Task: Select from the data all lines with the word "help".
──────── The data ────────
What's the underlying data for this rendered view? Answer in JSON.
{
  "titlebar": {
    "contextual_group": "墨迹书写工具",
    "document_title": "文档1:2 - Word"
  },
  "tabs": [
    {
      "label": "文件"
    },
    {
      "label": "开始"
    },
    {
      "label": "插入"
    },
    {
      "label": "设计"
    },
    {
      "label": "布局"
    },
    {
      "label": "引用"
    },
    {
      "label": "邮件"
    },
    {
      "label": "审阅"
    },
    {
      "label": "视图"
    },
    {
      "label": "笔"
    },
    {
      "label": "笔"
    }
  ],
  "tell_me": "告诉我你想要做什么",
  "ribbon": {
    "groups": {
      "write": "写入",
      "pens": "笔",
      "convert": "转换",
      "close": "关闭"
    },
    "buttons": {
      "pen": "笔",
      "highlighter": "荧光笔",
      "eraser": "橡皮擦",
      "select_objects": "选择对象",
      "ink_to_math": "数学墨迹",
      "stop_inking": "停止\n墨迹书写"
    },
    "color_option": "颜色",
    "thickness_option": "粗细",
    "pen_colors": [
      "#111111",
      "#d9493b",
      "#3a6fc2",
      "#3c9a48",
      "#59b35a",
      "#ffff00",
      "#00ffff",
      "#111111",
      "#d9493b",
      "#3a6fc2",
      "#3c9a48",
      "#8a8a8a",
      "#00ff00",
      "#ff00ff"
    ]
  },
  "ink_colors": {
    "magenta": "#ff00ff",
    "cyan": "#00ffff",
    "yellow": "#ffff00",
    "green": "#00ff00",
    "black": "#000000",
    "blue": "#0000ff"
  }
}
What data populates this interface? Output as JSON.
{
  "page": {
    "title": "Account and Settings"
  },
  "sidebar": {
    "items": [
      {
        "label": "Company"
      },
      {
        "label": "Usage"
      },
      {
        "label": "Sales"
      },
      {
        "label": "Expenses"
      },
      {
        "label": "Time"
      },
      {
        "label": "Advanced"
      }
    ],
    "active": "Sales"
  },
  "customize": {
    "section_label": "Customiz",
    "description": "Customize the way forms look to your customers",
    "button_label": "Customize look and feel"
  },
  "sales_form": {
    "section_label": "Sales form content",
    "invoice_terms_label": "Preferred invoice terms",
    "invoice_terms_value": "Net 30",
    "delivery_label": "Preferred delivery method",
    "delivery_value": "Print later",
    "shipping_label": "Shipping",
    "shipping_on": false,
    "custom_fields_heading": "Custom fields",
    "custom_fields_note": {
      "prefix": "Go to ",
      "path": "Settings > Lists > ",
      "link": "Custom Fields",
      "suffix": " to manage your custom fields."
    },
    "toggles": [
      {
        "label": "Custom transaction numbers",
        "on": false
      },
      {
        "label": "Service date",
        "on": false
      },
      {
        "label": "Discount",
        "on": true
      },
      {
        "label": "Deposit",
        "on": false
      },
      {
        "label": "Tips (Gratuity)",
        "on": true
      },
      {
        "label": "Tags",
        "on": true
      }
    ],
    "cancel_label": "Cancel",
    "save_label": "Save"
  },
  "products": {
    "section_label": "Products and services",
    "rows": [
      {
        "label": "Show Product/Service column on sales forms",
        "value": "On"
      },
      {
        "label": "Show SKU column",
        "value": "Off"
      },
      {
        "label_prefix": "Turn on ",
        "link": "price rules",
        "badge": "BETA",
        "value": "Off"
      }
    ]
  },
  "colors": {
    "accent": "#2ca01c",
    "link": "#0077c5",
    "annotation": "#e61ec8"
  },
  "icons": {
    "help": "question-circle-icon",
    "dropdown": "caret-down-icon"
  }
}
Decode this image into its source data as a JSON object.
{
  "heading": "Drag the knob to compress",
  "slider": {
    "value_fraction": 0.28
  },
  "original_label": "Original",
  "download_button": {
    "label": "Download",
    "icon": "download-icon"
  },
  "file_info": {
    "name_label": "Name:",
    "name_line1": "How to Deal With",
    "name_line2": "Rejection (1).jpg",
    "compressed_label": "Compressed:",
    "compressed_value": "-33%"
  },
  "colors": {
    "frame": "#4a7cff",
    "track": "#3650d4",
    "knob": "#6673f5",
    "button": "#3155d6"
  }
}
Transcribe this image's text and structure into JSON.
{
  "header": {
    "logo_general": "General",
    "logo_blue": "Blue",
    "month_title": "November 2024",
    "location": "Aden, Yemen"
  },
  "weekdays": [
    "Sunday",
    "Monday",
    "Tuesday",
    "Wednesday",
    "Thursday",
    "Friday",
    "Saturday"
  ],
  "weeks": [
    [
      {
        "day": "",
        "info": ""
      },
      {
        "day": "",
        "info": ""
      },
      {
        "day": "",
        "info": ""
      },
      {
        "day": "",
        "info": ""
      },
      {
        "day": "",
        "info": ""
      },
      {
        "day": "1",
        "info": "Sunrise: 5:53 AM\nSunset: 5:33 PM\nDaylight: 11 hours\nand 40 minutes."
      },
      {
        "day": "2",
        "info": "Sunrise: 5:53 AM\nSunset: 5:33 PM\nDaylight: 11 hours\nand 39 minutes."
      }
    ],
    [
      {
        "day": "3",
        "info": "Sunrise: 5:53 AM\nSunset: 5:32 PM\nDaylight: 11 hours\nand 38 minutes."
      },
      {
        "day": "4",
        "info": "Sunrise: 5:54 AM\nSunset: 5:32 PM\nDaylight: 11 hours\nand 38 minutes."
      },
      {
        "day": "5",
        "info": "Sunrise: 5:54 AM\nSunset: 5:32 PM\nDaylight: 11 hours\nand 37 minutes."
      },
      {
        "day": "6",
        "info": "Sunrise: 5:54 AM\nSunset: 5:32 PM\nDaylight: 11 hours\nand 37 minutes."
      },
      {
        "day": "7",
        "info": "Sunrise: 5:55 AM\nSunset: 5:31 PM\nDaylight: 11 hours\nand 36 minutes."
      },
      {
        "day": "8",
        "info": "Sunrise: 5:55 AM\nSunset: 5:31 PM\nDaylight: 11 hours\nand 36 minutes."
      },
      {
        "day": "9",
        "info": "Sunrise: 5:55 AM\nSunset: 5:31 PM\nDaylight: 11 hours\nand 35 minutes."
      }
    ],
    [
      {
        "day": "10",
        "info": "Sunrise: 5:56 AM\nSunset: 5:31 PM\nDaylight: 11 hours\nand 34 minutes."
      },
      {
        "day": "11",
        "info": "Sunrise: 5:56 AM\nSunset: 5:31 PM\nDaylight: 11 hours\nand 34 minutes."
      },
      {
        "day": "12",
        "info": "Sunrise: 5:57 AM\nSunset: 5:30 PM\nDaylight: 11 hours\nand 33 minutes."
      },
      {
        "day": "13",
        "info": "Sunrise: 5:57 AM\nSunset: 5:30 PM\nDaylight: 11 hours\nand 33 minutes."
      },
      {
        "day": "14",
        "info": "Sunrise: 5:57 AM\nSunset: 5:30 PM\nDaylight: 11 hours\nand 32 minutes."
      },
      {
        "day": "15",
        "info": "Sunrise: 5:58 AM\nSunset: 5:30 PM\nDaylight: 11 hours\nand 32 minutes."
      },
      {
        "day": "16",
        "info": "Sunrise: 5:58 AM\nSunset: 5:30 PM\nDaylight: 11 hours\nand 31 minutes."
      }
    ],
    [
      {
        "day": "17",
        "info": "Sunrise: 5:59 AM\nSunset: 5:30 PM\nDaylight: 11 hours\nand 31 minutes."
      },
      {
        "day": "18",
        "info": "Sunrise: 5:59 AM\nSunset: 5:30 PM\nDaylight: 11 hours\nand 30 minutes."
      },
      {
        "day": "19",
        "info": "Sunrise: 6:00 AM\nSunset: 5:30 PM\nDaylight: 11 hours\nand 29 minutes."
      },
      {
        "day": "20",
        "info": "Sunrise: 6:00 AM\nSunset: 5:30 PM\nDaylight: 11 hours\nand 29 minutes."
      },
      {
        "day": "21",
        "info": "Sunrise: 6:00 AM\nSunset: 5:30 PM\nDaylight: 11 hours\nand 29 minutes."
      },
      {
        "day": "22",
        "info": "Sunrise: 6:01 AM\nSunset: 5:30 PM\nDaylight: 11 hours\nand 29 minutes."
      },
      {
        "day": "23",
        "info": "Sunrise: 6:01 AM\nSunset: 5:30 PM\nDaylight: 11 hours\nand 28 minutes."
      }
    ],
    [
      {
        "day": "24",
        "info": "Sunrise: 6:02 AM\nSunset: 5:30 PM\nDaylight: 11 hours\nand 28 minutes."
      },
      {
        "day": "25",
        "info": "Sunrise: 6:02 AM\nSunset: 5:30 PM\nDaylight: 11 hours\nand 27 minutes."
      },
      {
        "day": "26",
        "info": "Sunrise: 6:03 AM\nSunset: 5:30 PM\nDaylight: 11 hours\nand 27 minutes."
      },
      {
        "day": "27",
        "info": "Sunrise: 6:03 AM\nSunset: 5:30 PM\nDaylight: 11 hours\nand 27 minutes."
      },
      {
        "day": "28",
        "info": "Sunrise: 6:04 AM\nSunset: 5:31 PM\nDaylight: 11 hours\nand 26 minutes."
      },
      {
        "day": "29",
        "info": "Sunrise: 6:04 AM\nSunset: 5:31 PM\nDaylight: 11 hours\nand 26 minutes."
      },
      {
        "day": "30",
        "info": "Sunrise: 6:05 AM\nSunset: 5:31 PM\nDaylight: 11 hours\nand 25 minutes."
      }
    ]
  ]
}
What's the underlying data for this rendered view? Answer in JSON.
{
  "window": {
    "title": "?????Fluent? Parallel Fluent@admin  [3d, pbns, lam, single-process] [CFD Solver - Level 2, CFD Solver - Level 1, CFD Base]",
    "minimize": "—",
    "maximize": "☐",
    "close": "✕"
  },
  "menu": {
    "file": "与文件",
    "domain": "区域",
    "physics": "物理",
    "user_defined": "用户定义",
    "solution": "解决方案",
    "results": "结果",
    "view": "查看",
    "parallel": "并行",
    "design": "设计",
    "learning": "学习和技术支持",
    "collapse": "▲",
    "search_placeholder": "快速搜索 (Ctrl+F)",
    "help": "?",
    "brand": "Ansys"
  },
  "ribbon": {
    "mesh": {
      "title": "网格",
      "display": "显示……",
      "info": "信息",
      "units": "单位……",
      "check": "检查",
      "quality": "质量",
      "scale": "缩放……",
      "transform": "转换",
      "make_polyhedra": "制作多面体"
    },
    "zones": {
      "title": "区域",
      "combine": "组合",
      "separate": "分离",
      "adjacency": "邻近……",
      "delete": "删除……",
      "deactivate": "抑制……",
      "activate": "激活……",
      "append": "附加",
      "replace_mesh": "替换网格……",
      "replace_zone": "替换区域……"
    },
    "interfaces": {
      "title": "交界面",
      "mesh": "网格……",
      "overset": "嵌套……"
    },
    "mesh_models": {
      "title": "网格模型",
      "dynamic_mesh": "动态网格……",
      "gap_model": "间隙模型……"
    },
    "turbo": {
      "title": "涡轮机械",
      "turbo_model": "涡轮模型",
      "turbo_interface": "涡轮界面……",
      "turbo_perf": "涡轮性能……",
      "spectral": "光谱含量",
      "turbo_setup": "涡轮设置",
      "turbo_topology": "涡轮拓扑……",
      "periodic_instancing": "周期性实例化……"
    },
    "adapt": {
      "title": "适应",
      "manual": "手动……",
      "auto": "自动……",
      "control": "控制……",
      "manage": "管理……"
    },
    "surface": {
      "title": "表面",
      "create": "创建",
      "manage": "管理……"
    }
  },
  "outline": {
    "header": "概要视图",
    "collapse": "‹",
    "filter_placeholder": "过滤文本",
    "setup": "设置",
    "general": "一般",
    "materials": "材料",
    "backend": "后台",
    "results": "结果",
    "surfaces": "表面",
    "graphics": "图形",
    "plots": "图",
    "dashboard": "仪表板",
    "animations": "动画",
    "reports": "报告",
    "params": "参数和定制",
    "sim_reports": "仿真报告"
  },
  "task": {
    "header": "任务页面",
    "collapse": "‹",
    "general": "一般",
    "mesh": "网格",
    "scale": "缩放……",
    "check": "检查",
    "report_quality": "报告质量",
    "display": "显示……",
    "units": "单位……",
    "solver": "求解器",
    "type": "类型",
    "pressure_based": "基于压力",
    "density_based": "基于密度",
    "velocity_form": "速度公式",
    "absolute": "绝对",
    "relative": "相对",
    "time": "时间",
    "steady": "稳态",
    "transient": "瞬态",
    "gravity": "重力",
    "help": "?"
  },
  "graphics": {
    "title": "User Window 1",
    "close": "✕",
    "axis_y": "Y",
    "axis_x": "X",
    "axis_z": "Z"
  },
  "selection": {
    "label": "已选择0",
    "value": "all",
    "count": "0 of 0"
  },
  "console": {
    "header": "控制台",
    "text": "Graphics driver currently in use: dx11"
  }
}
────────
Exercise result:
    "help": "question-circle-icon",
    "help": "?",
    "help": "?"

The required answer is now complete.